— START OF Entries —
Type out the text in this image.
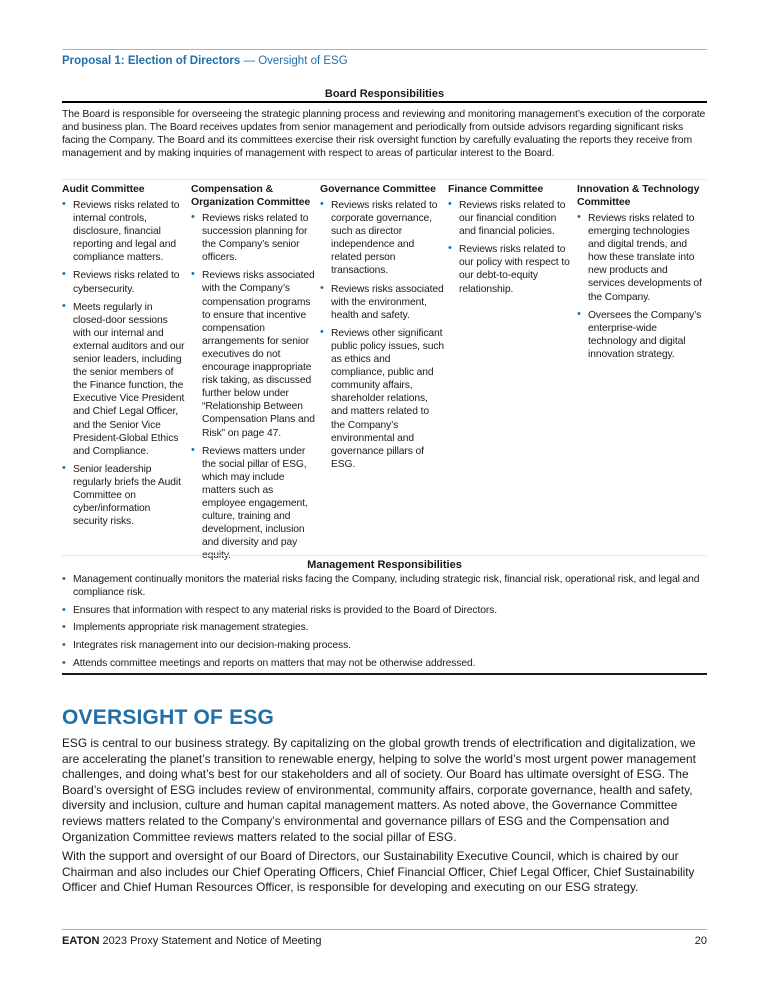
Proposal 1: Election of Directors — Oversight of ESG
Board Responsibilities

The Board is responsible for overseeing the strategic planning process and reviewing and monitoring management’s execution of the corporate and business plan. The Board receives updates from senior management and periodically from outside advisors regarding significant risks facing the Company. The Board and its committees exercise their risk oversight function by carefully evaluating the reports they receive from management and by making inquiries of management with respect to areas of particular interest to the Board.

Audit Committee
• Reviews risks related to internal controls, disclosure, financial reporting and legal and compliance matters.
• Reviews risks related to cybersecurity.
• Meets regularly in closed-door sessions with our internal and external auditors and our senior leaders, including the senior members of the Finance function, the Executive Vice President and Chief Legal Officer, and the Senior Vice President-Global Ethics and Compliance.
• Senior leadership regularly briefs the Audit Committee on cyber/information security risks.
Compensation & Organization Committee
• Reviews risks related to succession planning for the Company’s senior officers.
• Reviews risks associated with the Company’s compensation programs to ensure that incentive compensation arrangements for senior executives do not encourage inappropriate risk taking, as discussed further below under “Relationship Between Compensation Plans and Risk” on page 47.
• Reviews matters under the social pillar of ESG, which may include matters such as employee engagement, culture, training and development, inclusion and diversity and pay
Governance Committee
• Reviews risks related to corporate governance, such as director independence and related person transactions.
• Reviews risks associated with the environment, health and safety.
• Reviews other significant public policy issues, such as ethics and compliance, public and community affairs, shareholder relations, and matters related to the Company’s environmental and governance pillars of ESG.
Finance Committee
• Reviews risks related to our financial condition and financial policies.
• Reviews risks related to our policy with respect to our debt-to-equity relationship.
Innovation & Technology Committee
• Reviews risks related to emerging technologies and digital trends, and how these translate into new products and services developments of the Company.
• Oversees the Company’s enterprise-wide technology and digital innovation strategy.
Management Responsibilities
• Management continually monitors the material risks facing the Company, including strategic risk, financial risk, operational risk, and legal and compliance risk.
• Ensures that information with respect to any material risks is provided to the Board of Directors.
• Implements appropriate risk management strategies.
• Integrates risk management into our decision-making process.
• Attends committee meetings and reports on matters that may not be otherwise addressed.
OVERSIGHT OF ESG

ESG is central to our business strategy. By capitalizing on the global growth trends of electrification and digitalization, we are accelerating the planet’s transition to renewable energy, helping to solve the world’s most urgent power management challenges, and doing what’s best for our stakeholders and all of society. Our Board has ultimate oversight of ESG. The Board’s oversight of ESG includes review of environmental, community affairs, corporate governance, health and safety, diversity and inclusion, culture and human capital management matters. As noted above, the Governance Committee reviews matters related to the Company’s environmental and governance pillars of ESG and the Compensation and Organization Committee reviews matters related to the social pillar of ESG.

With the support and oversight of our Board of Directors, our Sustainability Executive Council, which is chaired by our Chairman and also includes our Chief Operating Officers, Chief Financial Officer, Chief Legal Officer, Chief Sustainability Officer and Chief Human Resources Officer, is responsible for developing and executing on our ESG strategy.

EATON 2023 Proxy Statement and Notice of Meeting	20
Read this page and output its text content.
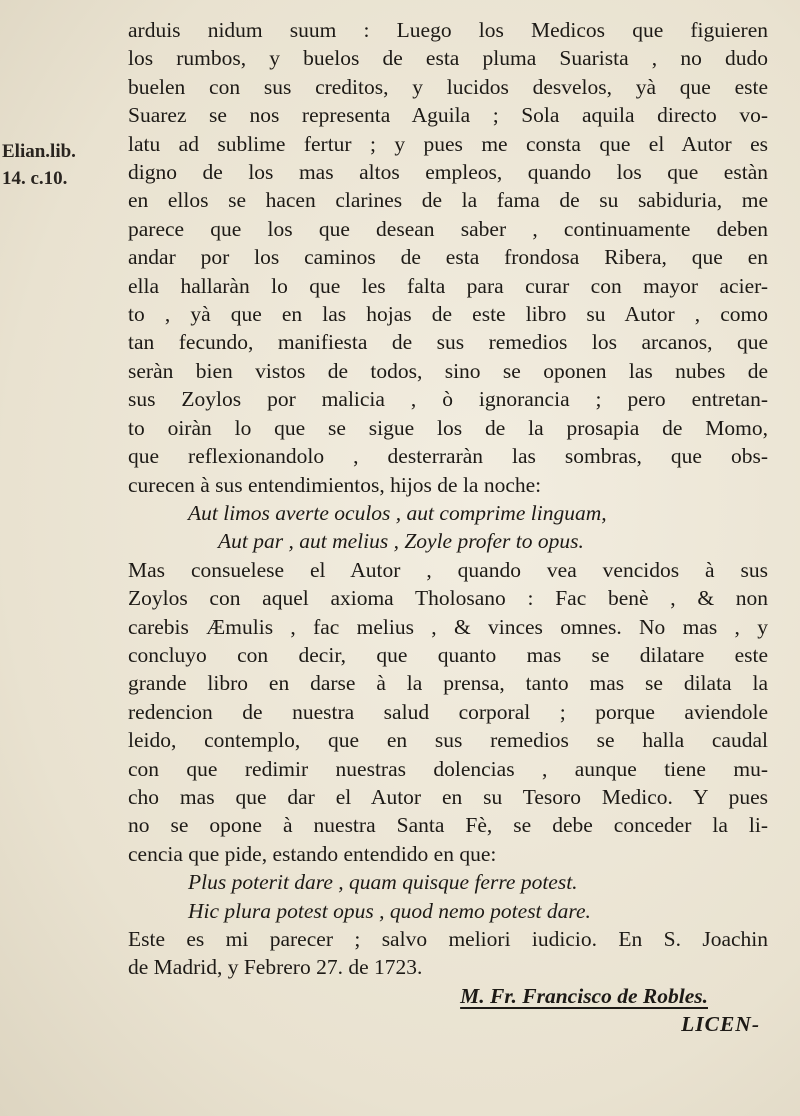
Elian.lib.
14. c.10.
arduis nidum suum : Luego los Medicos que figuieren
los rumbos, y buelos de esta pluma Suarista , no dudo
buelen con sus creditos, y lucidos desvelos, yà que este
Suarez se nos representa Aguila ; Sola aquila directo vo-
latu ad sublime fertur ; y pues me consta que el Autor es
digno de los mas altos empleos, quando los que estàn
en ellos se hacen clarines de la fama de su sabiduria, me
parece que los que desean saber , continuamente deben
andar por los caminos de esta frondosa Ribera, que en
ella hallaràn lo que les falta para curar con mayor acier-
to , yà que en las hojas de este libro su Autor , como
tan fecundo, manifiesta de sus remedios los arcanos, que
seràn bien vistos de todos, sino se oponen las nubes de
sus Zoylos por malicia , ò ignorancia ; pero entretan-
to oiràn lo que se sigue los de la prosapia de Momo,
que reflexionandolo , desterraràn las sombras, que obs-
curecen à sus entendimientos, hijos de la noche:
Aut limos averte oculos , aut comprime linguam,
Aut par , aut melius , Zoyle profer to opus.
Mas consuelese el Autor , quando vea vencidos à sus
Zoylos con aquel axioma Tholosano : Fac benè , & non
carebis Æmulis , fac melius , & vinces omnes. No mas , y
concluyo con decir, que quanto mas se dilatare este
grande libro en darse à la prensa, tanto mas se dilata la
redencion de nuestra salud corporal ; porque aviendole
leido, contemplo, que en sus remedios se halla caudal
con que redimir nuestras dolencias , aunque tiene mu-
cho mas que dar el Autor en su Tesoro Medico. Y pues
no se opone à nuestra Santa Fè, se debe conceder la li-
cencia que pide, estando entendido en que:
Plus poterit dare , quam quisque ferre potest.
Hic plura potest opus , quod nemo potest dare.
Este es mi parecer ; salvo meliori iudicio. En S. Joachin
de Madrid, y Febrero 27. de 1723.
M. Fr. Francisco de Robles.
LICEN-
— END OF Entries —
The exercise: Search the entries for the word "this" and gather every line where it appears.

Finished answer:
Type out the text in this image.
Read this page and output its text content.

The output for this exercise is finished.